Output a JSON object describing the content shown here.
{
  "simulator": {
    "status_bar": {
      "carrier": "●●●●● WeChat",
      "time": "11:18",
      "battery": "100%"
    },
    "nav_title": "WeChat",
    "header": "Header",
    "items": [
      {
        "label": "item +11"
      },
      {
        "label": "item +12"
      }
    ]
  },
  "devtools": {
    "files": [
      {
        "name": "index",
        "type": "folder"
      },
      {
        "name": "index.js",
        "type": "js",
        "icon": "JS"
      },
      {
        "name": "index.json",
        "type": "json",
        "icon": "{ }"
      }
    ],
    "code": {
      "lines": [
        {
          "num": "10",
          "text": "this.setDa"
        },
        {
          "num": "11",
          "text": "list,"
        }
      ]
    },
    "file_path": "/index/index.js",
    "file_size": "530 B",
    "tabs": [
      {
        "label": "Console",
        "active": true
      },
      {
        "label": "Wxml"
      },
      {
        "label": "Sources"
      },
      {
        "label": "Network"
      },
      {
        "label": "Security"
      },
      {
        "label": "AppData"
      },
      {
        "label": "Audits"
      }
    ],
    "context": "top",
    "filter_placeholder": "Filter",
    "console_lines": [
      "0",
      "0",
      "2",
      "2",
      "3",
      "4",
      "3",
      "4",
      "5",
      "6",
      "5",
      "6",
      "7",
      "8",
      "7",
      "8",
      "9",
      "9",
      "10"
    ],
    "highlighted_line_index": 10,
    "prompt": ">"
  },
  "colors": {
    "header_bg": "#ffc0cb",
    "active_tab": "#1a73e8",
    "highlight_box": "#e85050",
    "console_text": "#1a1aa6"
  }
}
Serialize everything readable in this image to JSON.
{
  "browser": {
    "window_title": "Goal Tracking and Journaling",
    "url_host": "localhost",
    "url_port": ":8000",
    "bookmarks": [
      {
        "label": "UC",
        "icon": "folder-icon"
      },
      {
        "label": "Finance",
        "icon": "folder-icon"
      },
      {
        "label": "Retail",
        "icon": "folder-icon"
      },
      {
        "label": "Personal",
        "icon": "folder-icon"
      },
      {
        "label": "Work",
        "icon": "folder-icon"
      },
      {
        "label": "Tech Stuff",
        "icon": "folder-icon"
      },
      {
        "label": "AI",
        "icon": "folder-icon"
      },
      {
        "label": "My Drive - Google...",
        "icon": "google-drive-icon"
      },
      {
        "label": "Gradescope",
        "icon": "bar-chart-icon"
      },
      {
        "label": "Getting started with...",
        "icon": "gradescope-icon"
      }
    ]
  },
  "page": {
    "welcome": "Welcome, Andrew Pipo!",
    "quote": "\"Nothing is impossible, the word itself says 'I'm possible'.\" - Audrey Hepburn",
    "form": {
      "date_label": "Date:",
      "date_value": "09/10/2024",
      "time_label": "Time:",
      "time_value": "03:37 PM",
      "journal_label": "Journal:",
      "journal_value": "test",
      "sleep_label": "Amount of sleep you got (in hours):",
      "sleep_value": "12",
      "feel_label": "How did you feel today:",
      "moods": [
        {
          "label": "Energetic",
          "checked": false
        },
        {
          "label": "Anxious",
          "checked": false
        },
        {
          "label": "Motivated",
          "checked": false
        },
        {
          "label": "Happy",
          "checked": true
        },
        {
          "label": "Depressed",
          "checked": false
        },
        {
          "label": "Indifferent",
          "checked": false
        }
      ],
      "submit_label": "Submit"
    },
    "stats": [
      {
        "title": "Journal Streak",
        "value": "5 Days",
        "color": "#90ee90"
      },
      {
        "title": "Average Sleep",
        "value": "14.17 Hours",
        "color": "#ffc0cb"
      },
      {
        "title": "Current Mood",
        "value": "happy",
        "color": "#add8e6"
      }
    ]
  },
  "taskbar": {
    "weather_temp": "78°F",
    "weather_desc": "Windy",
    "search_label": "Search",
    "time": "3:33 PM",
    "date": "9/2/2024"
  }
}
—————
SET PROBLEM ▸ Gather each line from the entries above that includes the word "name".

REPLY ▸
        "name": "index",
        "name": "index.js",
        "name": "index.json",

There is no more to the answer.